Aim of the exercise ▸ Each line in the entries below that holds the string "label" is to be listed.

Available data ▸
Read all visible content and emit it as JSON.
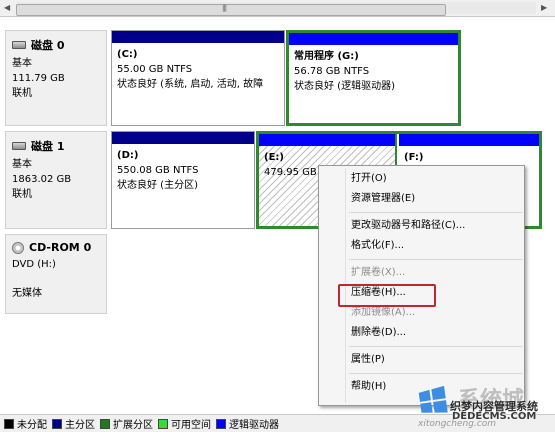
{
  "disks": [
    {
      "name": "磁盘 0",
      "type": "基本",
      "size": "111.79 GB",
      "status": "联机",
      "volumes": [
        {
          "label": "(C:)",
          "size": "55.00 GB NTFS",
          "status": "状态良好 (系统, 启动, 活动, 故障"
        },
        {
          "label": "常用程序  (G:)",
          "size": "56.78 GB NTFS",
          "status": "状态良好 (逻辑驱动器)"
        }
      ]
    },
    {
      "name": "磁盘 1",
      "type": "基本",
      "size": "1863.02 GB",
      "status": "联机",
      "volumes": [
        {
          "label": "(D:)",
          "size": "550.08 GB NTFS",
          "status": "状态良好 (主分区)"
        },
        {
          "label": "(E:)",
          "size": "479.95 GB"
        },
        {
          "label": "(F:)"
        }
      ]
    },
    {
      "name": "CD-ROM 0",
      "type": "DVD (H:)",
      "status": "无媒体"
    }
  ],
  "context_menu": {
    "items": [
      "打开(O)",
      "资源管理器(E)",
      "更改驱动器号和路径(C)...",
      "格式化(F)...",
      "扩展卷(X)...",
      "压缩卷(H)...",
      "添加镜像(A)...",
      "删除卷(D)...",
      "属性(P)",
      "帮助(H)"
    ]
  },
  "legend": [
    "未分配",
    "主分区",
    "扩展分区",
    "可用空间",
    "逻辑驱动器"
  ],
  "colors": {
    "unallocated": "#000000",
    "primary": "#00008b",
    "extended": "#1f7a1f",
    "free": "#33dd33",
    "logical": "#0000ff",
    "highlight": "#c1272d"
  },
  "watermark": {
    "brand": "系统城",
    "site_cn": "织梦内容管理系统",
    "site_url": "DEDECMS.COM",
    "site_url2": "xitongcheng.com"
  }
}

Problem solution ▸
          "label": "(C:)",
          "label": "常用程序  (G:)",
          "label": "(D:)",
          "label": "(E:)",
          "label": "(F:)"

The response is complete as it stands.